- _Given problem_:
The exercise asks you to copy every line below in which "FHWA" appears.

- _Dataset rows_:

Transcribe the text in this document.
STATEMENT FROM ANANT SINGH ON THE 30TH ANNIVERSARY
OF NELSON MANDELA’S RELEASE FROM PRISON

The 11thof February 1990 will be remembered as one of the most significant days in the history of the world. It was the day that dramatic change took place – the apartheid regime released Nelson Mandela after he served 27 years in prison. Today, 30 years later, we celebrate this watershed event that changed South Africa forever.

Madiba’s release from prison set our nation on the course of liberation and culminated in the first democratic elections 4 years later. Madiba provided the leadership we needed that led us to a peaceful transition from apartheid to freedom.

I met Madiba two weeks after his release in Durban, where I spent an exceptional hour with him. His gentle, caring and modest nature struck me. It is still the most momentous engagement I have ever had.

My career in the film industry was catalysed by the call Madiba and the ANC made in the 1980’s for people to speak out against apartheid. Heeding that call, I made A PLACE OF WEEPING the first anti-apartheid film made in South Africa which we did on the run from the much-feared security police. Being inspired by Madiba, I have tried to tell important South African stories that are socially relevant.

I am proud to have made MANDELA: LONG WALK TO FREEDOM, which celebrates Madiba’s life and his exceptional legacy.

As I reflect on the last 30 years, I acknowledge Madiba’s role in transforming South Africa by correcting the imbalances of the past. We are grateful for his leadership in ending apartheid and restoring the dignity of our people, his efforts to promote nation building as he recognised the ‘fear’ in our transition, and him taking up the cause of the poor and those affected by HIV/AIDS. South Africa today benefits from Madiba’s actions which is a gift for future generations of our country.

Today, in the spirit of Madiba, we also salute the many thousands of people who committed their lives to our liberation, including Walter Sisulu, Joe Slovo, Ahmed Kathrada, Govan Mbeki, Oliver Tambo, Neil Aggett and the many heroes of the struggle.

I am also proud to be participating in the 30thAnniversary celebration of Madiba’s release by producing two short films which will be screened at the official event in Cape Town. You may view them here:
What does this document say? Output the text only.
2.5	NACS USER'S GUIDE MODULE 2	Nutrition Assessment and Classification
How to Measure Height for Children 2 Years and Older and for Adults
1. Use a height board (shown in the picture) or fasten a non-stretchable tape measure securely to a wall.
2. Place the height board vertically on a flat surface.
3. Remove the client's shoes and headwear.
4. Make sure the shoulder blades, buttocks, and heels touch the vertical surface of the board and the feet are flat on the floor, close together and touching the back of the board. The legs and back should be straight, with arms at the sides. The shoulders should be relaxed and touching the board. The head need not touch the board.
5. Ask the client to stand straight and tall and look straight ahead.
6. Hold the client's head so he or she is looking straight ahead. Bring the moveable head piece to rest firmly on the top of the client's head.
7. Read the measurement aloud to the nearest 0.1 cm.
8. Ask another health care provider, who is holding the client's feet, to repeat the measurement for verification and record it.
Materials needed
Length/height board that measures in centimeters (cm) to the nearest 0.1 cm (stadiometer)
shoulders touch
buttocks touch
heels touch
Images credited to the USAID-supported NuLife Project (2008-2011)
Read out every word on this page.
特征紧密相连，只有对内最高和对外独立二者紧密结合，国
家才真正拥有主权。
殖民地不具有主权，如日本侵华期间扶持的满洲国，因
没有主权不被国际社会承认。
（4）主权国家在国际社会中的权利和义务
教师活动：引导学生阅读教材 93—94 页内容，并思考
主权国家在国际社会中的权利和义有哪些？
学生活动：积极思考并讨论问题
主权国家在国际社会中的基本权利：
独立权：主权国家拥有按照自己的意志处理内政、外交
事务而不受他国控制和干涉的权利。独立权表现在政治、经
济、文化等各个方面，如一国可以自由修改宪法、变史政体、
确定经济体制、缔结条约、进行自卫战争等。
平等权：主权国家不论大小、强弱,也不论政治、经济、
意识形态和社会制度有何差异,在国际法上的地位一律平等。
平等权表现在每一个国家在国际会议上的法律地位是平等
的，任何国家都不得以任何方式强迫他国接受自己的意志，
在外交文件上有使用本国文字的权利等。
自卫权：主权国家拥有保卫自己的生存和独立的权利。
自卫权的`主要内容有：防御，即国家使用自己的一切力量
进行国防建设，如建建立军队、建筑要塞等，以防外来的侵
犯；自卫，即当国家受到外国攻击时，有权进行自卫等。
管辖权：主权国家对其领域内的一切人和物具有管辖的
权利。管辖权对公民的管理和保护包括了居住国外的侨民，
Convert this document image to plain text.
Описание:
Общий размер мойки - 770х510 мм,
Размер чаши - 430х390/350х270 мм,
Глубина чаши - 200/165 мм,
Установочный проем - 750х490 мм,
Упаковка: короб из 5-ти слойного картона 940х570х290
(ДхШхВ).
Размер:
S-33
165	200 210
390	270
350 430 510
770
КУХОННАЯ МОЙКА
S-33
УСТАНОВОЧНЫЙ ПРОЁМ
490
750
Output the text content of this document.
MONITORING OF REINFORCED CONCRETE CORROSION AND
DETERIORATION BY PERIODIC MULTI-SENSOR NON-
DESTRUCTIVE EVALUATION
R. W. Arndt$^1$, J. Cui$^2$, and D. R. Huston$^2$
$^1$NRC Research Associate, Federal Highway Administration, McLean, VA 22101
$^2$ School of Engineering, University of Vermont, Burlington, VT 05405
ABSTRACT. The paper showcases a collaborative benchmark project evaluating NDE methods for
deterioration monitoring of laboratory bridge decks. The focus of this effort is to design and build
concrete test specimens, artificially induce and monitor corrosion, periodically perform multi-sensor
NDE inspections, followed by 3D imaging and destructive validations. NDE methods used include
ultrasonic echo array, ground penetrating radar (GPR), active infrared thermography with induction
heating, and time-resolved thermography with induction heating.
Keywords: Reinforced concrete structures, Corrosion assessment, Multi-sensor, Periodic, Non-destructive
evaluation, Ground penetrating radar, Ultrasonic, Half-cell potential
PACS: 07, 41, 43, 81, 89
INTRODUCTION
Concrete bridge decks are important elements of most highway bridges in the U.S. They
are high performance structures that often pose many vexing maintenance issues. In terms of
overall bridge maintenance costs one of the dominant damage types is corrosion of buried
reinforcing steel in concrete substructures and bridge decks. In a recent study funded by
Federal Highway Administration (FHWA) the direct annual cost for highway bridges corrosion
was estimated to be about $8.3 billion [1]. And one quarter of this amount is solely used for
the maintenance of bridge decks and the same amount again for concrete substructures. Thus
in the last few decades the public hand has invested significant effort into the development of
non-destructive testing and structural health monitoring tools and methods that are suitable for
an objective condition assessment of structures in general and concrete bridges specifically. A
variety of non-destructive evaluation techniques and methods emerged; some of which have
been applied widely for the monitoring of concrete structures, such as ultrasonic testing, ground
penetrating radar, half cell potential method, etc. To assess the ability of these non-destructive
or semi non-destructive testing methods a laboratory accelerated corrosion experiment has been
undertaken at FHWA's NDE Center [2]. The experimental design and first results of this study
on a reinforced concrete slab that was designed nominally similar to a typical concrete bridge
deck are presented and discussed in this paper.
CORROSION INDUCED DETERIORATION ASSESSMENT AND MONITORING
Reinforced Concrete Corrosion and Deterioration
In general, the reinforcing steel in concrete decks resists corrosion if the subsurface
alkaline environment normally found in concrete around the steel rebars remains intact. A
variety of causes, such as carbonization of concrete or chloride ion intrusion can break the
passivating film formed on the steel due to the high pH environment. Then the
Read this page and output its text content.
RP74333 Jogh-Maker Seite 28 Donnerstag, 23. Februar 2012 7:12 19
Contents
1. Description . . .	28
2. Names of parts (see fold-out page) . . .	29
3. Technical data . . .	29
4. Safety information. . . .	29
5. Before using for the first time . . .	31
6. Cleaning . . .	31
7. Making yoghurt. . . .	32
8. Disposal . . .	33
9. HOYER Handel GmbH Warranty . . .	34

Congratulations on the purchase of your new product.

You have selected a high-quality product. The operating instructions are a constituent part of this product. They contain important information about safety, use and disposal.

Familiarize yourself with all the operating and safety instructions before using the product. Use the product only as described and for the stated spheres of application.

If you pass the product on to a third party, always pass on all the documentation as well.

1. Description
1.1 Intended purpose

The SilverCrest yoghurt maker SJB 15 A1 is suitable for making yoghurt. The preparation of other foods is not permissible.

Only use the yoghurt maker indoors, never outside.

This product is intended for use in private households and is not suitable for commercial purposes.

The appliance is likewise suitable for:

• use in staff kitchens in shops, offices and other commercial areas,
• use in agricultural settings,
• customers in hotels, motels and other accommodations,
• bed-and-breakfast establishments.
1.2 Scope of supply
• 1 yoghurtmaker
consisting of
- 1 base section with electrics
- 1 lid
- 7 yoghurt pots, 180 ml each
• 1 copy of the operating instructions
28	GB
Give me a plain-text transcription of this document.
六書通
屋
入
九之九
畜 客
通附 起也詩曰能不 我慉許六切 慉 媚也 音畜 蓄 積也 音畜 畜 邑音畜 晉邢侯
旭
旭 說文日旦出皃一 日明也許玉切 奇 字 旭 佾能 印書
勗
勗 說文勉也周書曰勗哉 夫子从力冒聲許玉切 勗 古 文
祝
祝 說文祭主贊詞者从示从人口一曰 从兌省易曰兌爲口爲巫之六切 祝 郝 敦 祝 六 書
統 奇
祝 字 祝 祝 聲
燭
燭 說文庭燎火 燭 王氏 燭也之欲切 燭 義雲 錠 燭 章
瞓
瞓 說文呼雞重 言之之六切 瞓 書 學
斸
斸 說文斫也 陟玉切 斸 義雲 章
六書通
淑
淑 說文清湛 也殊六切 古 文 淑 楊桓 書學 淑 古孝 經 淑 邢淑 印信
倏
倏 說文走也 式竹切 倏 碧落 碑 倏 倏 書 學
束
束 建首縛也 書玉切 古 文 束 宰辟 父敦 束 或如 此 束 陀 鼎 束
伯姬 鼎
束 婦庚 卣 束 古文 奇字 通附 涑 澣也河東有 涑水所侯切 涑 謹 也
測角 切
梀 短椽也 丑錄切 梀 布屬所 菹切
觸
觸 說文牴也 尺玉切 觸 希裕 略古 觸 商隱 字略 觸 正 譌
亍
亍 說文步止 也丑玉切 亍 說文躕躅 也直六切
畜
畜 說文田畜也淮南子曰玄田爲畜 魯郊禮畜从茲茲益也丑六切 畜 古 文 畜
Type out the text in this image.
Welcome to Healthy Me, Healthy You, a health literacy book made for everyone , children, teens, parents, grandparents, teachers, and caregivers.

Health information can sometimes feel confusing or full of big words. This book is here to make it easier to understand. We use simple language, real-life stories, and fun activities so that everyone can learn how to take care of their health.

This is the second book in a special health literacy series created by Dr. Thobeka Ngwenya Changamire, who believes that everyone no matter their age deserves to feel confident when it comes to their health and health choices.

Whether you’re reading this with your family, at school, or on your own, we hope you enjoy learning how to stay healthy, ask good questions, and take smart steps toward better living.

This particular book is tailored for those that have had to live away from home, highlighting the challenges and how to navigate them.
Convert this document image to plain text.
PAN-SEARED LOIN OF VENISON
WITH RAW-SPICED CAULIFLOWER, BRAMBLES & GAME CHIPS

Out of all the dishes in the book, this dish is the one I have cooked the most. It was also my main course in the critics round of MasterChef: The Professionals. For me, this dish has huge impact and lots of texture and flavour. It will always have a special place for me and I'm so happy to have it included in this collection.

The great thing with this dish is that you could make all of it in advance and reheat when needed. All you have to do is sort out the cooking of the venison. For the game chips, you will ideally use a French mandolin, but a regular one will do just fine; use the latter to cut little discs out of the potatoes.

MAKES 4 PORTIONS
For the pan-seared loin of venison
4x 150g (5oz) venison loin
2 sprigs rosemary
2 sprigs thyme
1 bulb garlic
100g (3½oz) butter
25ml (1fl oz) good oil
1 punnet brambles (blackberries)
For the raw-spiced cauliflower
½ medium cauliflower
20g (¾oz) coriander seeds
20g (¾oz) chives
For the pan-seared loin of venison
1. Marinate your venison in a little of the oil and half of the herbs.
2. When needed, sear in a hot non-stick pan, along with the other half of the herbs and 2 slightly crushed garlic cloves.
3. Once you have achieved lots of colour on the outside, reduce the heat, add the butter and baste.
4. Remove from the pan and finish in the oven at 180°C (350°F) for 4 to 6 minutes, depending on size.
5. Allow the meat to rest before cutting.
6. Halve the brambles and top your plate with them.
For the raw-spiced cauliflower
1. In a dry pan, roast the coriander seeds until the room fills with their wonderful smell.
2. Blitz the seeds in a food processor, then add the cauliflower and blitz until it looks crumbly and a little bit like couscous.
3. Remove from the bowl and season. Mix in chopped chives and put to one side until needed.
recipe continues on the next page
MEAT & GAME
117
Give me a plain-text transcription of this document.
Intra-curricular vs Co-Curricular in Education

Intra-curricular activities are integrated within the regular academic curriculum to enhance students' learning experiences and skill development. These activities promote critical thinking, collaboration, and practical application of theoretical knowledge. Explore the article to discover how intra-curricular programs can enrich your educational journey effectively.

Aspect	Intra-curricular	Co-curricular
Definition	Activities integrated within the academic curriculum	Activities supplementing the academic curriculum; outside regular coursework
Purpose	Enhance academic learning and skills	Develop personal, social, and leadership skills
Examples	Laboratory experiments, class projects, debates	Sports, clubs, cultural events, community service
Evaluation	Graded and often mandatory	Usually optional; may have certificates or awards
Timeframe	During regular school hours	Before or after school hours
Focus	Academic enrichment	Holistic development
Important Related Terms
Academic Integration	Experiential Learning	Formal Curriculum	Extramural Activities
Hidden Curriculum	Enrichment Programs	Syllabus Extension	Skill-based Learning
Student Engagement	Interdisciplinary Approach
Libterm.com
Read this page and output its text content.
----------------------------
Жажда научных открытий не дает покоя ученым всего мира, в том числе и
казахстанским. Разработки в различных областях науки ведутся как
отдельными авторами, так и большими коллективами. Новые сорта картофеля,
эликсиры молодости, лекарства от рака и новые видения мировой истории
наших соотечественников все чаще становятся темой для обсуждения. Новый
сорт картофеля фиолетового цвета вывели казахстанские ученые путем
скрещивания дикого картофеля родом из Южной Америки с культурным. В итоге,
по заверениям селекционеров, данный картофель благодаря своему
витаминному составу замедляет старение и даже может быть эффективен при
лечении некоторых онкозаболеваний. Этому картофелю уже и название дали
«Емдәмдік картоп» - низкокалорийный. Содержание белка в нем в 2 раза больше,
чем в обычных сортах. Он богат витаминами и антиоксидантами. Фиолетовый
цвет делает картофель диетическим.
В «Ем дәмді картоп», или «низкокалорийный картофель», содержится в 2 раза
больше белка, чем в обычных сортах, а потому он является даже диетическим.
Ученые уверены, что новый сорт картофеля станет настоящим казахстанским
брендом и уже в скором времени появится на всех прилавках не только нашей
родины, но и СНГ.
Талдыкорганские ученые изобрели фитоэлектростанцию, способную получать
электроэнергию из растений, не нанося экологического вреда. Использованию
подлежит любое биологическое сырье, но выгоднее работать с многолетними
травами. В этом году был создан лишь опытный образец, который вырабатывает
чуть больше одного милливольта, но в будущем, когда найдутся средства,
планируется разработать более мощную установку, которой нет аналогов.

- _Completed exercise_:
Federal Highway Administration (FHWA) the direct annual cost for highway bridges corrosion
undertaken at FHWA's NDE Center [2]. The experimental design and first results of this study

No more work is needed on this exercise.